*Objective*: Drop the pictures, then extract the listing word for word.

[START Listed records]

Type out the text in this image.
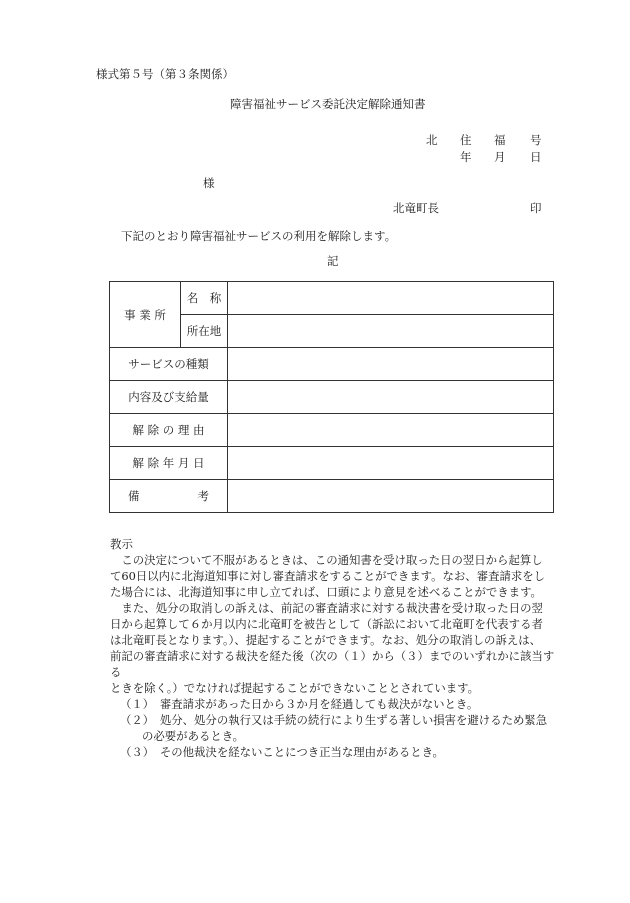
様式第５号（第３条関係）
障害福祉サービス委託決定解除通知書
北 住 福 号
年 月 日
様
北竜町長	印
下記のとおり障害福祉サービスの利用を解除します。
記
事 業 所	名　称	
	所在地	
サービスの種類		
内容及び支給量		
解 除 の 理 由		
解 除 年 月 日		
備 考		
教示

　この決定について不服があるときは、この通知書を受け取った日の翌日から起算し

て60日以内に北海道知事に対し審査請求をすることができます。なお、審査請求をし

た場合には、北海道知事に申し立てれば、口頭により意見を述べることができます。

　また、処分の取消しの訴えは、前記の審査請求に対する裁決書を受け取った日の翌

日から起算して６か月以内に北竜町を被告として（訴訟において北竜町を代表する者

は北竜町長となります。）、提起することができます。なお、処分の取消しの訴えは、

前記の審査請求に対する裁決を経た後（次の（１）から（３）までのいずれかに該当する

ときを除く。）でなければ提起することができないこととされています。

（１）　審査請求があった日から３か月を経過しても裁決がないとき。

（２）　処分、処分の執行又は手続の続行により生ずる著しい損害を避けるため緊急

の必要があるとき。

（３）　その他裁決を経ないことにつき正当な理由があるとき。
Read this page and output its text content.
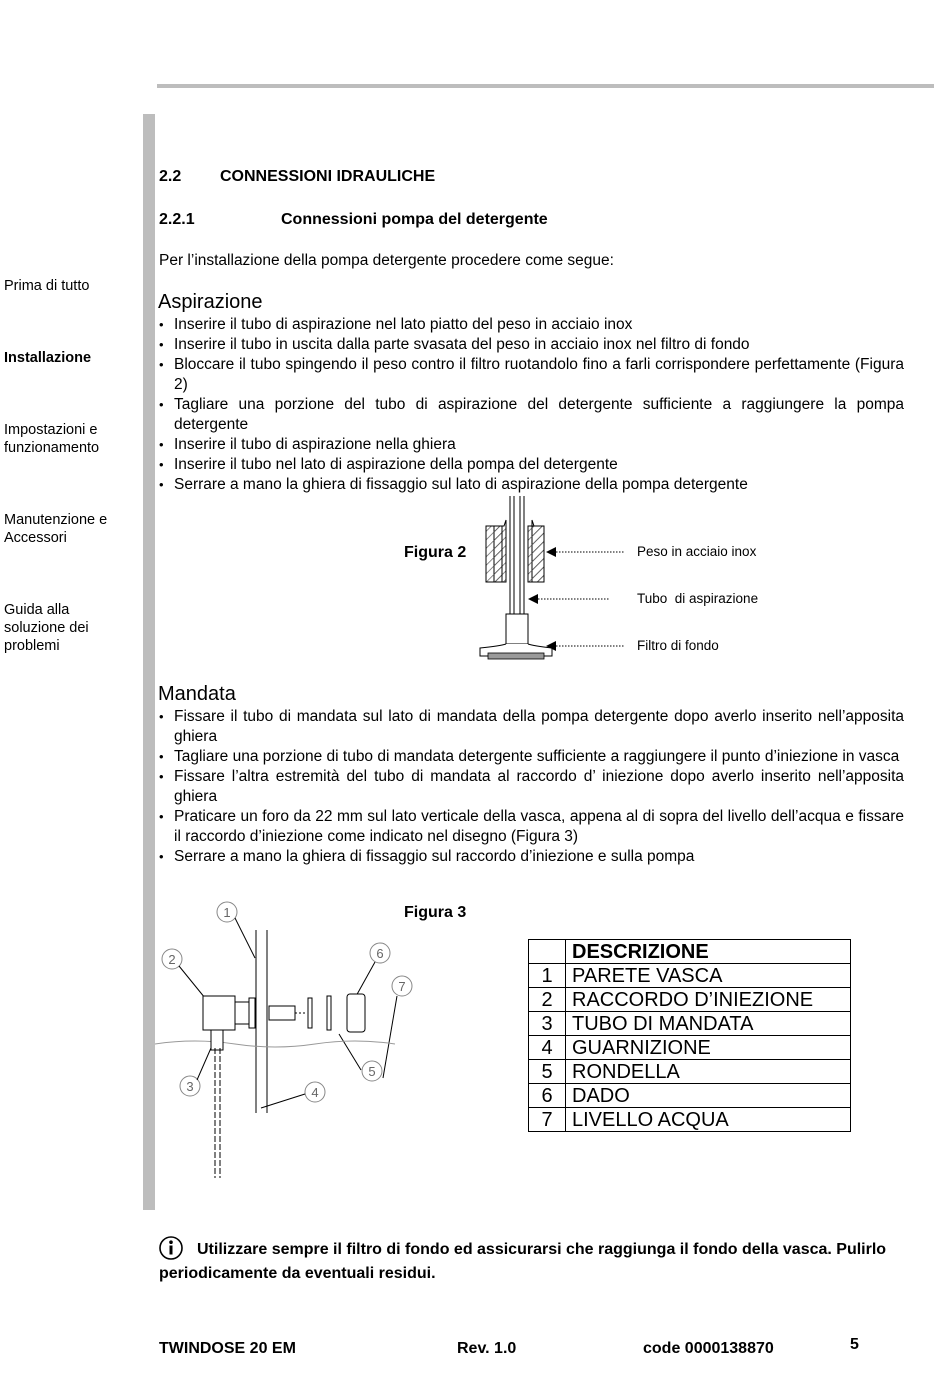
Prima di tutto
Installazione
Impostazioni e
funzionamento
Manutenzione e
Accessori
Guida alla
soluzione dei
problemi
2.2 CONNESSIONI IDRAULICHE
2.2.1	Connessioni pompa del detergente
Per l’installazione della pompa detergente procedere come segue:
Aspirazione
• Inserire il tubo di aspirazione nel lato piatto del peso in acciaio inox
• Inserire il tubo in uscita dalla parte svasata del peso in acciaio inox nel filtro di fondo
• Bloccare il tubo spingendo il peso contro il filtro ruotandolo fino a farli corrispondere perfettamente (Figura 2)
• Tagliare una porzione del tubo di aspirazione del detergente sufficiente a raggiungere la pompa detergente
• Inserire il tubo di aspirazione nella ghiera
• Inserire il tubo nel lato di aspirazione della pompa del detergente
• Serrare a mano la ghiera di fissaggio sul lato di aspirazione della pompa detergente
Figura 2	Peso in acciaio inox
Tubo  di aspirazione
Filtro di fondo
Mandata
• Fissare il tubo di mandata sul lato di mandata della pompa detergente dopo averlo inserito nell’apposita ghiera
• Tagliare una porzione di tubo di mandata detergente sufficiente a raggiungere il punto d’iniezione in vasca
• Fissare l’altra estremità del tubo di mandata al raccordo d’ iniezione dopo averlo inserito nell’apposita ghiera
• Praticare un foro da 22 mm sul lato verticale della vasca, appena al di sopra del livello dell’acqua e fissare il raccordo d’iniezione come indicato nel disegno (Figura 3)
• Serrare a mano la ghiera di fissaggio sul raccordo d’iniezione e sulla pompa
Figura 3
1
2
3	4
5
6
7
	DESCRIZIONE
1	PARETE VASCA
2	RACCORDO D’INIEZIONE
3	TUBO DI MANDATA
4	GUARNIZIONE
5	RONDELLA
6	DADO
7	LIVELLO ACQUA
Utilizzare sempre il filtro di fondo ed assicurarsi che raggiunga il fondo della vasca. Pulirlo periodicamente da eventuali residui.
TWINDOSE 20 EM	Rev. 1.0	code 0000138870	5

[END Listed records]

*Answer in full*:
Type out the text in this image.
様式第５号（第３条関係）
障害福祉サービス委託決定解除通知書
北 住 福 号
年 月 日
様
北竜町長	印
下記のとおり障害福祉サービスの利用を解除します。
記
事 業 所	名　称	
	所在地	
サービスの種類		
内容及び支給量		
解 除 の 理 由		
解 除 年 月 日		
備 考		
教示

　この決定について不服があるときは、この通知書を受け取った日の翌日から起算し

て60日以内に北海道知事に対し審査請求をすることができます。なお、審査請求をし

た場合には、北海道知事に申し立てれば、口頭により意見を述べることができます。

　また、処分の取消しの訴えは、前記の審査請求に対する裁決書を受け取った日の翌

日から起算して６か月以内に北竜町を被告として（訴訟において北竜町を代表する者

は北竜町長となります。）、提起することができます。なお、処分の取消しの訴えは、

前記の審査請求に対する裁決を経た後（次の（１）から（３）までのいずれかに該当する

ときを除く。）でなければ提起することができないこととされています。

（１）　審査請求があった日から３か月を経過しても裁決がないとき。

（２）　処分、処分の執行又は手続の続行により生ずる著しい損害を避けるため緊急

の必要があるとき。

（３）　その他裁決を経ないことにつき正当な理由があるとき。
Read this page and output its text content.
Prima di tutto
Installazione
Impostazioni e
funzionamento
Manutenzione e
Accessori
Guida alla
soluzione dei
problemi
2.2 CONNESSIONI IDRAULICHE
2.2.1	Connessioni pompa del detergente
Per l’installazione della pompa detergente procedere come segue:
Aspirazione
• Inserire il tubo di aspirazione nel lato piatto del peso in acciaio inox
• Inserire il tubo in uscita dalla parte svasata del peso in acciaio inox nel filtro di fondo
• Bloccare il tubo spingendo il peso contro il filtro ruotandolo fino a farli corrispondere perfettamente (Figura 2)
• Tagliare una porzione del tubo di aspirazione del detergente sufficiente a raggiungere la pompa detergente
• Inserire il tubo di aspirazione nella ghiera
• Inserire il tubo nel lato di aspirazione della pompa del detergente
• Serrare a mano la ghiera di fissaggio sul lato di aspirazione della pompa detergente
Figura 2	Peso in acciaio inox
Tubo  di aspirazione
Filtro di fondo
Mandata
• Fissare il tubo di mandata sul lato di mandata della pompa detergente dopo averlo inserito nell’apposita ghiera
• Tagliare una porzione di tubo di mandata detergente sufficiente a raggiungere il punto d’iniezione in vasca
• Fissare l’altra estremità del tubo di mandata al raccordo d’ iniezione dopo averlo inserito nell’apposita ghiera
• Praticare un foro da 22 mm sul lato verticale della vasca, appena al di sopra del livello dell’acqua e fissare il raccordo d’iniezione come indicato nel disegno (Figura 3)
• Serrare a mano la ghiera di fissaggio sul raccordo d’iniezione e sulla pompa
Figura 3
1
2
3	4
5
6
7
	DESCRIZIONE
1	PARETE VASCA
2	RACCORDO D’INIEZIONE
3	TUBO DI MANDATA
4	GUARNIZIONE
5	RONDELLA
6	DADO
7	LIVELLO ACQUA
Utilizzare sempre il filtro di fondo ed assicurarsi che raggiunga il fondo della vasca. Pulirlo periodicamente da eventuali residui.
TWINDOSE 20 EM	Rev. 1.0	code 0000138870	5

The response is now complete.